[DO THIS]: Locate and copy all lines bearing the word "hotel".

─── RECORDS

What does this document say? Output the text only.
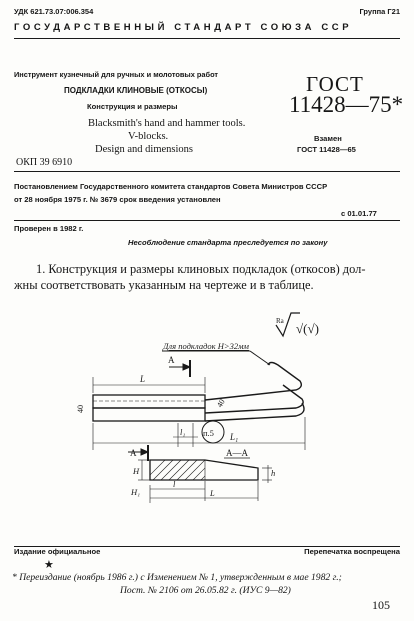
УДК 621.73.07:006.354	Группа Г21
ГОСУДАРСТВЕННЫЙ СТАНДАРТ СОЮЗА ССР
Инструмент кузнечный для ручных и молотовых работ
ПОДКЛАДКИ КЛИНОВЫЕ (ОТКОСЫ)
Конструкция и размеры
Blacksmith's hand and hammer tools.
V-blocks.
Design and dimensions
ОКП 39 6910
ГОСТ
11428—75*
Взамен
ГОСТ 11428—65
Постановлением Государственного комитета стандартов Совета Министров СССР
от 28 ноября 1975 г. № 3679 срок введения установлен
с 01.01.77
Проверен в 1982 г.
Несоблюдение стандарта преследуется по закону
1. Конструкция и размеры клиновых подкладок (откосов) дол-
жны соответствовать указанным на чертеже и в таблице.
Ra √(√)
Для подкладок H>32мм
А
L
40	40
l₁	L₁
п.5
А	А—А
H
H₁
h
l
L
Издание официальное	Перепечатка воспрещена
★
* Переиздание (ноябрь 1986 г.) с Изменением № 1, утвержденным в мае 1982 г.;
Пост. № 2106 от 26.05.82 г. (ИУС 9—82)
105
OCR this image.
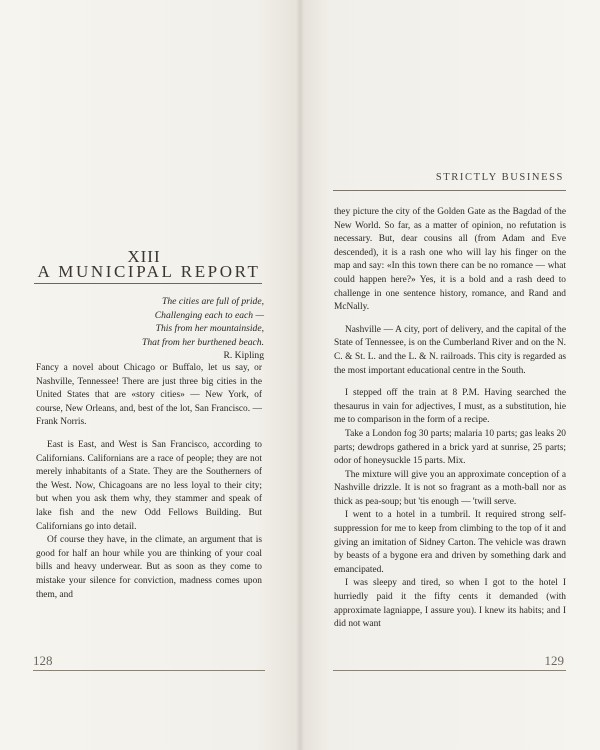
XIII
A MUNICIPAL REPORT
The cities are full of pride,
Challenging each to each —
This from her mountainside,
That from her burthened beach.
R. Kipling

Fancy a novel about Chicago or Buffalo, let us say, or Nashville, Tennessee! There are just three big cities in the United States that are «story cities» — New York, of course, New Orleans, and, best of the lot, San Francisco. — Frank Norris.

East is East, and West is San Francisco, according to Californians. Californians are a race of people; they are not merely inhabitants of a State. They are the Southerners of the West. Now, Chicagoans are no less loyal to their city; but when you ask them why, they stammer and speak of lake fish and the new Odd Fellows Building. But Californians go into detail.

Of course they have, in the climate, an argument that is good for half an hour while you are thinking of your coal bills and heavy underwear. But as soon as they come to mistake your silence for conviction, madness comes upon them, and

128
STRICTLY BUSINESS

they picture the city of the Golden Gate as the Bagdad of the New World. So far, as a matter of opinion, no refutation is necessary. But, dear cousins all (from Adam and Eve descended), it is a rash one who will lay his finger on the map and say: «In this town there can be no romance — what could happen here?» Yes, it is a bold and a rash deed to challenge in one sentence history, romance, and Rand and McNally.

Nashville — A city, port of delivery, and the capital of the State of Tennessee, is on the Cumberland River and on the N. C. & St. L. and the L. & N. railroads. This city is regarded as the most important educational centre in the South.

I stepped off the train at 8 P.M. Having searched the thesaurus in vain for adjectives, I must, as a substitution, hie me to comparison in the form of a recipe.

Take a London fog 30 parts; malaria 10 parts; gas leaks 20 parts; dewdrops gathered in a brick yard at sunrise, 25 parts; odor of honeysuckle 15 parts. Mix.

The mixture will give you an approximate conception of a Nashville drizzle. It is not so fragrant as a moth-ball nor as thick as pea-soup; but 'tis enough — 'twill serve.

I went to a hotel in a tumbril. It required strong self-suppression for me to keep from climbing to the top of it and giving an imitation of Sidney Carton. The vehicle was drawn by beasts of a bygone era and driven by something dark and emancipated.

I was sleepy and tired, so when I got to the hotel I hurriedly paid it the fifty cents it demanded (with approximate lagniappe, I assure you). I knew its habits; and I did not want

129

──────

[FULL ANSWER]:
I went to a hotel in a tumbril. It required strong self-suppression for me to keep from climbing to the top of it and giving an imitation of Sidney Carton. The vehicle was drawn by beasts of a bygone era and driven by something dark and emancipated.
I was sleepy and tired, so when I got to the hotel I hurriedly paid it the fifty cents it demanded (with approximate lagniappe, I assure you). I knew its habits; and I did not want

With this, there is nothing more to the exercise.